Instruções da tarefa:
Responda com base na notícia sobre o recurso do Aparecidense:
1. Qual é o nome do presidente do clube goiano?
2. Por qual placar de votos os auditores do STJD decidiram retirar os pontos da equipe?
3. Que punição recebeu o massagista Esquerdinha?

Texto extraído:
•••••

ANTÔNIO ANDERSON
@super_fc
17/09/13
15h53

NA JUSTIÇA

Aparecidense promete recorrer ao Pleno do STJD até a próxima quinta-feira

Equipe goiana foi desclassificada da Série D por conta do incidente em que o massagista do clube invadiu o campo e impediu gol certo do Tupi

Em primeira instância, STJD eliminou Aparecidense do campeonato — Foto: TUPI/DIVULGAÇÃO
ANTÔNIO ANDERSON | @super_fc
17/09/13 - 15h53

Punido em primeira instância pelo Superior Tribunal de Justiça de Desportiva (STJD) com a eliminação na Série D por causa da invasão do massagista para evitar o gol do Tupi, o Aparecidense (GO), através de seu presidente, Wilson Queiroz, confirmou nesta terça-feira em entrevista a reportagem de O TEMPO/SUPER FC que vai recorrer ao Pleno da entidade para tentar continuar na competição.

O clube goiano argumenta que a desclassificação da denúncia no artigo 243-A do Código Brasileiro de Justiça Desportiva (atuar de forma contrária à ética desportiva, com o fim de influenciar o resultado de partida, prova ou equivalente) para o artigo 205 (impedir o prosseguimento da partida, prova ou equivalente que estiver disputando, por insuficiência numérica intencional de seus atletas ou por qualquer outra forma) prejudicou a defesa do clube.

“Não houve interrupção da partida. Também não fomos notificados desta desclassificação para o artigo 205 e não tivemos como preparar a nossa defesa”, afirmou Wilson Queiroz, que acredita na agilidade do pleno do STJD para julgar o recurso do Aparecidense. “Até mesmo porque, existe uma vontade de evitar que a Série D seja paralisada. A situação seria muito ruim para o futebol brasileiro, principalmente por causa das datas para as partidas”, ressaltou o dirigente do clube goiano.

Por 3 votos a 1, na noite da última segunda-feira, os auditores do STJD decidiram retirar os pontos da Aparecidense no polêmico jogo em que o massagista Romildo Fonseca da Silva, o Esquerdinha, entrou em campo e evitou o gol da vitória do Tupi. O massagista foi punido com 24 partidas e multa de R$ 500. Além da eliminação em primeira instância, a equipe goiana levou um multa de R$ 100.

“Estamos atentos aos nossos direitos e não vamos medir esforços para tentar garantir na justiça, ao menos, a marcação de outro jogo. Assim, teremos chances de tentar buscar no campo a nossa vaga”, destacou Wilson Queiroz. O dirigente da Aparecidense afirmou que iria se reunir na tarde desta terça-feira para discutir a nova estratégia de defesa do clube antes de entrar com o recurso no STJD, o que deve acontecer até quinta-feira.

“O ideal seria que a partida fosse anulada e um novo confronto remarcado”, argumentou o especialista em Direito Desportivo, Márcio Cruz. O jurista entende que a desclassificação dos artigos acabou por provocar a mudança substancial no resultado, já que as penalidades previstas nos dois artigos são distintas. “O julgamento nos remete a um verdadeiro contrassenso. A desclassificação pela qual optaram os auditores do STJD não é plausível. Embora o julgamento tenha se aproximado do que é mais justo, vai de encontro com o texto da lei”, disse Márcio Cruz.

Segundo o jurista, para se fazer justiça desta forma seria importante uma proposta de mudança do Código Brasileiro de Justiça Desportiva (STJD), inclusive, prevendo novos tipos penais.”Nesse sentido, a Aparecidense tem possibilidades de reverter a decisão. Por outro lado as penas de multa aplicadas (R$ 100 ao clube e R$ 500 ao massagista), foram brandas demais, incentivando novas condutas semelhantes, o que não se espera, pelo bem do esporte”, declarou Márcio Cruz.

•••••

Extratos de dados:
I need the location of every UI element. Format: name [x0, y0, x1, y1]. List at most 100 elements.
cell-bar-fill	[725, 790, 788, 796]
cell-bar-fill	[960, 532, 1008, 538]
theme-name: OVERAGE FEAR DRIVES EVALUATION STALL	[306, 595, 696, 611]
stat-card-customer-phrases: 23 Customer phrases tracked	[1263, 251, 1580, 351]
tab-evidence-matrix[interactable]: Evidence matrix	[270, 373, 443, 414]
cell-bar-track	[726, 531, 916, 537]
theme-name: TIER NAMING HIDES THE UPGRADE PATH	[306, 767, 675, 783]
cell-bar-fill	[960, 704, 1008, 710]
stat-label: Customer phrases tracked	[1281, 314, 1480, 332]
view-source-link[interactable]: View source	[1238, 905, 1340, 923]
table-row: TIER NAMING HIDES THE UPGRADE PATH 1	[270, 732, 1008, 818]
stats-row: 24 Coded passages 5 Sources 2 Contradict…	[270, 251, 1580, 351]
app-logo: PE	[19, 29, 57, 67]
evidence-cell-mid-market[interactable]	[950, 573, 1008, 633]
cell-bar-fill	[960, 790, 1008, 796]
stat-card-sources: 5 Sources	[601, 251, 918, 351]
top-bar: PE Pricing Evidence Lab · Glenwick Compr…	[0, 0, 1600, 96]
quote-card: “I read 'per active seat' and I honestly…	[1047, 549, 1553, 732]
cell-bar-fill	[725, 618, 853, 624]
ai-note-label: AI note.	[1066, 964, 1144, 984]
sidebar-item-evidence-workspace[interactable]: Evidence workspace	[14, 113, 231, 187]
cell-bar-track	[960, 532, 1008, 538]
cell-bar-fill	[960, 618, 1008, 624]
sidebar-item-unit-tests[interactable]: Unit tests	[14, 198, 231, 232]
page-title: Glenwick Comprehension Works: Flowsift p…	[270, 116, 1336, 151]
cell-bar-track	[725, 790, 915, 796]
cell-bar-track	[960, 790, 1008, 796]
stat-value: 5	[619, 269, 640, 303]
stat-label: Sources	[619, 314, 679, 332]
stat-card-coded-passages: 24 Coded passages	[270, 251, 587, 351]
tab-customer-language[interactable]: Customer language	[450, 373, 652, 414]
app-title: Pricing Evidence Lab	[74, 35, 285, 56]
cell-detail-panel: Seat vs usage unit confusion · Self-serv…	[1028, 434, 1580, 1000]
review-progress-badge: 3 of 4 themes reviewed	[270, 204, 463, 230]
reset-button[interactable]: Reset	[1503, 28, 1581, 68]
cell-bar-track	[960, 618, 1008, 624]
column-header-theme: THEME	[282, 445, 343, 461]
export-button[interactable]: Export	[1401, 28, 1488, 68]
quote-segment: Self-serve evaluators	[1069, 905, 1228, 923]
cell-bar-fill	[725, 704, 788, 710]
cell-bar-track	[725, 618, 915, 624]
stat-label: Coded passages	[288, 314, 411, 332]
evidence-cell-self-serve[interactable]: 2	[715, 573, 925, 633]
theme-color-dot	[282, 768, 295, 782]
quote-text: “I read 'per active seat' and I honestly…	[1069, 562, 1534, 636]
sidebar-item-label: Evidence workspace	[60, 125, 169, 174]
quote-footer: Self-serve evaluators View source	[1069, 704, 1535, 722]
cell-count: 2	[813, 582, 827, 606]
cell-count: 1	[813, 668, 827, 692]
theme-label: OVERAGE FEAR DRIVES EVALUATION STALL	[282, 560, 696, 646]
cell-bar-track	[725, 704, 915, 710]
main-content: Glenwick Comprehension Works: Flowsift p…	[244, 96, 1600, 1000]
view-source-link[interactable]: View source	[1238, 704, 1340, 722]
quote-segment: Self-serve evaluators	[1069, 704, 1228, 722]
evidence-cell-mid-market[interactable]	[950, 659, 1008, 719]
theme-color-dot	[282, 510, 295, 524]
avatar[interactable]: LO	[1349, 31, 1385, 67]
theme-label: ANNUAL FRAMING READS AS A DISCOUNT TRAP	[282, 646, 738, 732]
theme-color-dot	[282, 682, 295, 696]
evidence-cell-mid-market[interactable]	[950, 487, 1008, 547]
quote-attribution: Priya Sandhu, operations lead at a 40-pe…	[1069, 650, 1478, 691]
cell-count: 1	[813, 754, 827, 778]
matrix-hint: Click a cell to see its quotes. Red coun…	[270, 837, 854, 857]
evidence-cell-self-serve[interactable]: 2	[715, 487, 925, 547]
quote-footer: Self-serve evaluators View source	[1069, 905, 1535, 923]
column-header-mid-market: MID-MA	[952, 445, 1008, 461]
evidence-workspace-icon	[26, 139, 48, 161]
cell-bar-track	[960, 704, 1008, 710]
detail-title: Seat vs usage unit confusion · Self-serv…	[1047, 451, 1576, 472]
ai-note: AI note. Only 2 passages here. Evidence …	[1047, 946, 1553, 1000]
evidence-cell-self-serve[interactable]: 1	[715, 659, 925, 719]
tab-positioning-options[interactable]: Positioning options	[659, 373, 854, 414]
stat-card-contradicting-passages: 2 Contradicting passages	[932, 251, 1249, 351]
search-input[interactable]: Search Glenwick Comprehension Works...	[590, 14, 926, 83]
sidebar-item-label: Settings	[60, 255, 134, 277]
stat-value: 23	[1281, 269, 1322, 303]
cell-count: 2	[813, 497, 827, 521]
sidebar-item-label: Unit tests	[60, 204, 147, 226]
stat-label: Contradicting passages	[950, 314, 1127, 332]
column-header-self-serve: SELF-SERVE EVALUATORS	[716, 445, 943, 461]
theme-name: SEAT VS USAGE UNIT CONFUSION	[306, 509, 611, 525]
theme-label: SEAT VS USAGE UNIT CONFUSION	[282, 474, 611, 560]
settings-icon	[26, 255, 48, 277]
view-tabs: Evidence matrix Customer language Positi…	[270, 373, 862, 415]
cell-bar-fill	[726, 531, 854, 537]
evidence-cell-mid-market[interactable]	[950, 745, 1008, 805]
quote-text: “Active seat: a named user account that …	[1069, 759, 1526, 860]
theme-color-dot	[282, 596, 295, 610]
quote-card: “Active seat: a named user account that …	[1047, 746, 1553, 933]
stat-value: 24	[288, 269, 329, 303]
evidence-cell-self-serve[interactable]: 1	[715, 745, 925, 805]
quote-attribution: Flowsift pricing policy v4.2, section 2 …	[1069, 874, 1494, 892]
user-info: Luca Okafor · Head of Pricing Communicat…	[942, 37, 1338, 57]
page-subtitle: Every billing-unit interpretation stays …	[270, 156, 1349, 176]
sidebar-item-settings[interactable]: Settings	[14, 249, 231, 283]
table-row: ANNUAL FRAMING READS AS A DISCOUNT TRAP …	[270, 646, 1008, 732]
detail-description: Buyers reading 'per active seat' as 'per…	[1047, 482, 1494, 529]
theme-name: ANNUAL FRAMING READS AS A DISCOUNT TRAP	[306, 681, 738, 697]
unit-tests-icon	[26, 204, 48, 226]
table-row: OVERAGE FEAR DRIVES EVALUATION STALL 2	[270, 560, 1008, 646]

•••••

Resposta esperada:
1. Wilson Queiroz.
2. Por 3 votos a 1.
3. Suspensão de 24 partidas e multa de R$ 500.